What this task involves: Set down the material below word for word, excluding the pictures.

Stored data
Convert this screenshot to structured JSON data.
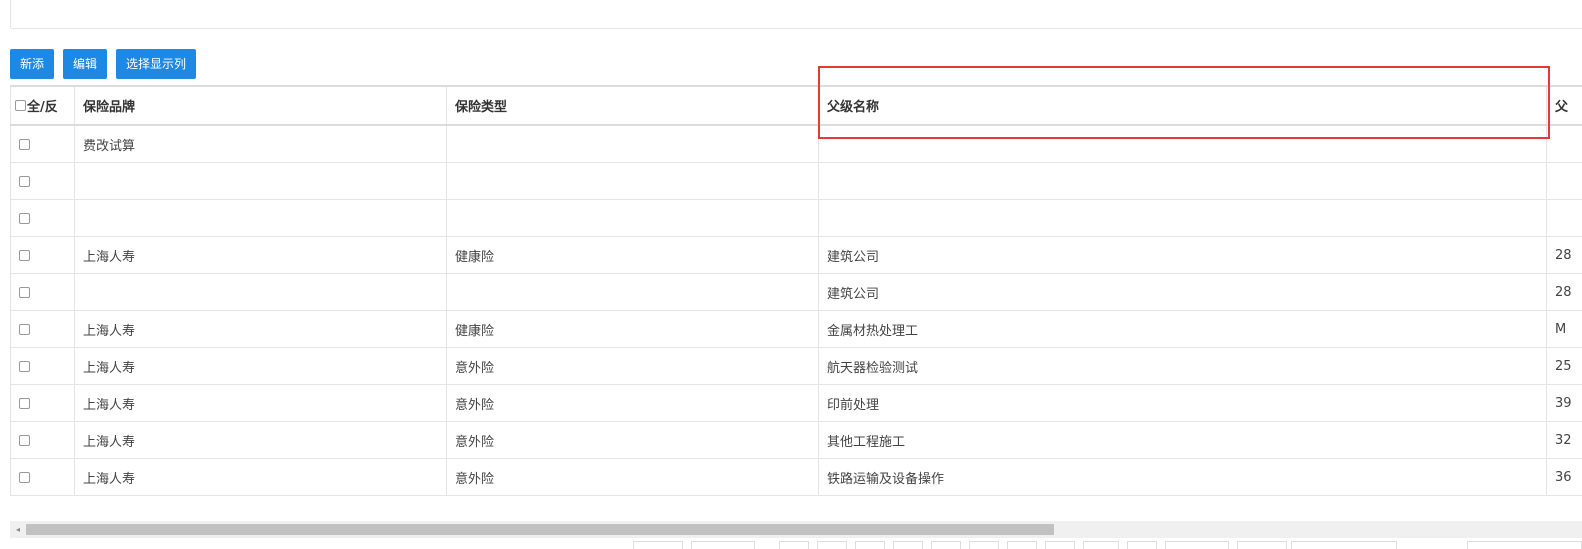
{
  "toolbar": {
    "add_label": "新添",
    "edit_label": "编辑",
    "columns_label": "选择显示列"
  },
  "table": {
    "select_all_label": "全/反",
    "headers": [
      "保险品牌",
      "保险类型",
      "父级名称",
      "父"
    ],
    "rows": [
      [
        "费改试算",
        "",
        "",
        ""
      ],
      [
        "",
        "",
        "",
        ""
      ],
      [
        "",
        "",
        "",
        ""
      ],
      [
        "上海人寿",
        "健康险",
        "建筑公司",
        "28"
      ],
      [
        "",
        "",
        "建筑公司",
        "28"
      ],
      [
        "上海人寿",
        "健康险",
        "金属材热处理工",
        "M"
      ],
      [
        "上海人寿",
        "意外险",
        "航天器检验测试",
        "25"
      ],
      [
        "上海人寿",
        "意外险",
        "印前处理",
        "39"
      ],
      [
        "上海人寿",
        "意外险",
        "其他工程施工",
        "32"
      ],
      [
        "上海人寿",
        "意外险",
        "铁路运输及设备操作",
        "36"
      ]
    ]
  },
  "scrollbar": {
    "left_arrow_glyph": "◂"
  }
}
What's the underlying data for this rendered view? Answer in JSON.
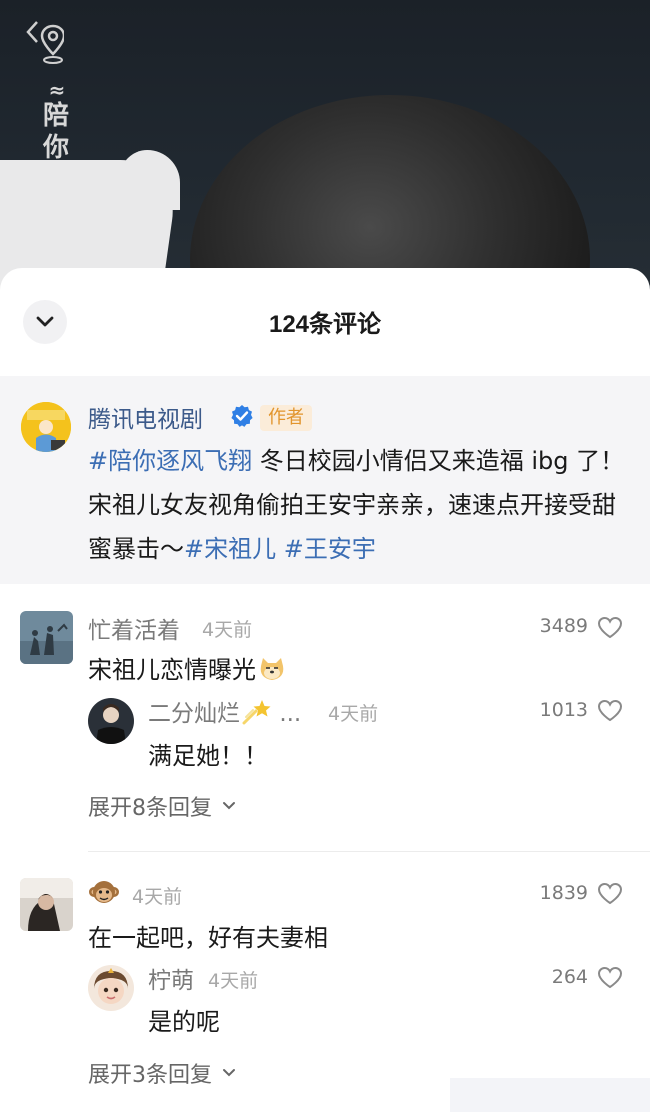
{
  "video": {
    "brand_text": "陪你",
    "icons": [
      "back-icon",
      "location-pin-icon"
    ]
  },
  "sheet": {
    "title": "124条评论",
    "collapse_icon": "chevron-down-icon"
  },
  "author_post": {
    "name": "腾讯电视剧",
    "verified_icon": "verified-badge-icon",
    "tag": "作者",
    "hashtag_main": "#陪你逐风飞翔",
    "text": " 冬日校园小情侣又来造福 ibg 了！宋祖儿女友视角偷拍王安宇亲亲，速速点开接受甜蜜暴击～",
    "hashtag_1": "#宋祖儿",
    "hashtag_2": "#王安宇"
  },
  "comments": [
    {
      "name": "忙着活着",
      "time": "4天前",
      "likes": "3489",
      "text": "宋祖儿恋情曝光",
      "emoji": "doge-emoji-icon",
      "reply": {
        "name": "二分灿烂",
        "emoji": "shooting-star-emoji-icon",
        "ellipsis": "...",
        "time": "4天前",
        "likes": "1013",
        "text": "满足她！！"
      },
      "expand": "展开8条回复"
    },
    {
      "name_emoji": "monkey-emoji-icon",
      "time": "4天前",
      "likes": "1839",
      "text": "在一起吧，好有夫妻相",
      "reply": {
        "name": "柠萌",
        "time": "4天前",
        "likes": "264",
        "text": "是的呢"
      },
      "expand": "展开3条回复"
    }
  ],
  "colors": {
    "hashtag": "#3c6eb4",
    "author_name": "#3c5a8a",
    "author_tag": "#e2952d",
    "author_bg": "#f5f5f7"
  }
}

Answer in full:
Convert this screenshot to structured JSON data.
{
  "toolbar": {
    "add_label": "新添",
    "edit_label": "编辑",
    "columns_label": "选择显示列"
  },
  "table": {
    "select_all_label": "全/反",
    "headers": [
      "保险品牌",
      "保险类型",
      "父级名称",
      "父"
    ],
    "rows": [
      [
        "费改试算",
        "",
        "",
        ""
      ],
      [
        "",
        "",
        "",
        ""
      ],
      [
        "",
        "",
        "",
        ""
      ],
      [
        "上海人寿",
        "健康险",
        "建筑公司",
        "28"
      ],
      [
        "",
        "",
        "建筑公司",
        "28"
      ],
      [
        "上海人寿",
        "健康险",
        "金属材热处理工",
        "M"
      ],
      [
        "上海人寿",
        "意外险",
        "航天器检验测试",
        "25"
      ],
      [
        "上海人寿",
        "意外险",
        "印前处理",
        "39"
      ],
      [
        "上海人寿",
        "意外险",
        "其他工程施工",
        "32"
      ],
      [
        "上海人寿",
        "意外险",
        "铁路运输及设备操作",
        "36"
      ]
    ]
  },
  "scrollbar": {
    "left_arrow_glyph": "◂"
  }
}
What's the underlying data for this rendered view? Answer in JSON.
{
  "video": {
    "brand_text": "陪你",
    "icons": [
      "back-icon",
      "location-pin-icon"
    ]
  },
  "sheet": {
    "title": "124条评论",
    "collapse_icon": "chevron-down-icon"
  },
  "author_post": {
    "name": "腾讯电视剧",
    "verified_icon": "verified-badge-icon",
    "tag": "作者",
    "hashtag_main": "#陪你逐风飞翔",
    "text": " 冬日校园小情侣又来造福 ibg 了！宋祖儿女友视角偷拍王安宇亲亲，速速点开接受甜蜜暴击～",
    "hashtag_1": "#宋祖儿",
    "hashtag_2": "#王安宇"
  },
  "comments": [
    {
      "name": "忙着活着",
      "time": "4天前",
      "likes": "3489",
      "text": "宋祖儿恋情曝光",
      "emoji": "doge-emoji-icon",
      "reply": {
        "name": "二分灿烂",
        "emoji": "shooting-star-emoji-icon",
        "ellipsis": "...",
        "time": "4天前",
        "likes": "1013",
        "text": "满足她！！"
      },
      "expand": "展开8条回复"
    },
    {
      "name_emoji": "monkey-emoji-icon",
      "time": "4天前",
      "likes": "1839",
      "text": "在一起吧，好有夫妻相",
      "reply": {
        "name": "柠萌",
        "time": "4天前",
        "likes": "264",
        "text": "是的呢"
      },
      "expand": "展开3条回复"
    }
  ],
  "colors": {
    "hashtag": "#3c6eb4",
    "author_name": "#3c5a8a",
    "author_tag": "#e2952d",
    "author_bg": "#f5f5f7"
  }
}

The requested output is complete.